Records from a dataset:
⁂

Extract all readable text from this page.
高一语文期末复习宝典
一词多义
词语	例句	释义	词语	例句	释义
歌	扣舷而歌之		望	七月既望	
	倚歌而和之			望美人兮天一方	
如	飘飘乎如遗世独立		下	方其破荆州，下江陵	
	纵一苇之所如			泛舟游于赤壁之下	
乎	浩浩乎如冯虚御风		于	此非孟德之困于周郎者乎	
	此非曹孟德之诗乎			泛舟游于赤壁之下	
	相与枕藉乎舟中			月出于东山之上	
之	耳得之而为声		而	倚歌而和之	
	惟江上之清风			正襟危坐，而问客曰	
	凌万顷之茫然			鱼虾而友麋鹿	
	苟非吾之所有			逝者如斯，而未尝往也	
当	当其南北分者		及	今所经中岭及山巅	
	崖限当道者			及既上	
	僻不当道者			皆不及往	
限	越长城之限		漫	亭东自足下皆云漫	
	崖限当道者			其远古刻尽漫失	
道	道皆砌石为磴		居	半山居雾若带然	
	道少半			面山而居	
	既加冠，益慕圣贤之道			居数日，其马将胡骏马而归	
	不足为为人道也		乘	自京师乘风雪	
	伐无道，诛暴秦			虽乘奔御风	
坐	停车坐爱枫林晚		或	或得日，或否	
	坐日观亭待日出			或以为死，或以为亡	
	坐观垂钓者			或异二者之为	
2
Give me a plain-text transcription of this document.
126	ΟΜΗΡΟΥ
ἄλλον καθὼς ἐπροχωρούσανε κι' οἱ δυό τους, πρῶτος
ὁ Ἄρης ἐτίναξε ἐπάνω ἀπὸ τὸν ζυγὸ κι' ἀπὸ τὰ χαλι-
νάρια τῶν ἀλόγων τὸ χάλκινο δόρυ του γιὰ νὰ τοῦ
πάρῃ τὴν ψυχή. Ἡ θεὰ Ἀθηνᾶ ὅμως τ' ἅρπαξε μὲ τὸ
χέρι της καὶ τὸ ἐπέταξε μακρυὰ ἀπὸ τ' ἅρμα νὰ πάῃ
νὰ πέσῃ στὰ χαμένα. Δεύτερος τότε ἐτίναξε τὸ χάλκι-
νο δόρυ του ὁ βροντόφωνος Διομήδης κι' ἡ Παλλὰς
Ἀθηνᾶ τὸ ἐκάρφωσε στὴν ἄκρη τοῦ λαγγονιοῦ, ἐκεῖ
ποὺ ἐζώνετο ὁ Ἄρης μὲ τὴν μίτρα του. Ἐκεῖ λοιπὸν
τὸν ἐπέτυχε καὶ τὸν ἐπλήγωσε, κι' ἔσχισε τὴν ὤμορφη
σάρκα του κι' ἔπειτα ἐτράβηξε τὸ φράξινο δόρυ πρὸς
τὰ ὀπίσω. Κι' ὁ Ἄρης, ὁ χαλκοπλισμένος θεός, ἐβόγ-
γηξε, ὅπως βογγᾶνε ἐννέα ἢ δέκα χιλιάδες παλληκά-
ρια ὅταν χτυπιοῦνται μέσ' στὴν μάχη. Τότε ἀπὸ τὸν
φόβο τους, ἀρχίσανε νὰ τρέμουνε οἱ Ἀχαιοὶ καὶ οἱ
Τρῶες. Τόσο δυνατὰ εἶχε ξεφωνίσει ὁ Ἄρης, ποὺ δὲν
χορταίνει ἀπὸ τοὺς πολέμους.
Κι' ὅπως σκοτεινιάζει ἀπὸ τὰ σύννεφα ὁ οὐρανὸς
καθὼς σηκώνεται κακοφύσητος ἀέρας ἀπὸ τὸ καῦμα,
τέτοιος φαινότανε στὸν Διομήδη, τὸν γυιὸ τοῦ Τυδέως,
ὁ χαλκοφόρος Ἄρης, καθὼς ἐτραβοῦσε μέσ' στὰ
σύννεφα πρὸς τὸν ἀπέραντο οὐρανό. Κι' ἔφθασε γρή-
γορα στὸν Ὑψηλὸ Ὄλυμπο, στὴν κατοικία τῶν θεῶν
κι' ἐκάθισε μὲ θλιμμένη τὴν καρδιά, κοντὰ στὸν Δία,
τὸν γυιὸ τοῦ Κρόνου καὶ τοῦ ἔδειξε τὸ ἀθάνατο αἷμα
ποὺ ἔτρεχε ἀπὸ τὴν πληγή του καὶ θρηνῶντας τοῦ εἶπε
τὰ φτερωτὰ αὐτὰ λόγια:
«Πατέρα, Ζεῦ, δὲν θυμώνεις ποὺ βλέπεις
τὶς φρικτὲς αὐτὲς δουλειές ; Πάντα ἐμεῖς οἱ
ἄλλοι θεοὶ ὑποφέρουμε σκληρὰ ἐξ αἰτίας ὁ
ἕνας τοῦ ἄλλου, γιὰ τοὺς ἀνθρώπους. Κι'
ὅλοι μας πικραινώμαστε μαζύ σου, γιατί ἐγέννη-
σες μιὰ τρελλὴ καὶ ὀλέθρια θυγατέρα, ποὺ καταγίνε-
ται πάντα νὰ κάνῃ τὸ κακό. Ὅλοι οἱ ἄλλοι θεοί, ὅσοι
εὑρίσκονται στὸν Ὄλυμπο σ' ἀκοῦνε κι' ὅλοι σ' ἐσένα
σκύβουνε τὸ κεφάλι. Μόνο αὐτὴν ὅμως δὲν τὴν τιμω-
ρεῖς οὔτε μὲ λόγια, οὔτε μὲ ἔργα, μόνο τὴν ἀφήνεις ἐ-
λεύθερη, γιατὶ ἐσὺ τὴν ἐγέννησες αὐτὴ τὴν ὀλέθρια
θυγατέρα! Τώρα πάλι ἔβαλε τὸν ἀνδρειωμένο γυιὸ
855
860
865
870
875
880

⁂

# The exercise
Show each line of the data that contains the string "θυγατέρα".

# Complete response
σες μιὰ τρελλὴ καὶ ὀλέθρια θυγατέρα, ποὺ καταγίνε-
θυγατέρα! Τώρα πάλι ἔβαλε τὸν ἀνδρειωμένο γυιὸ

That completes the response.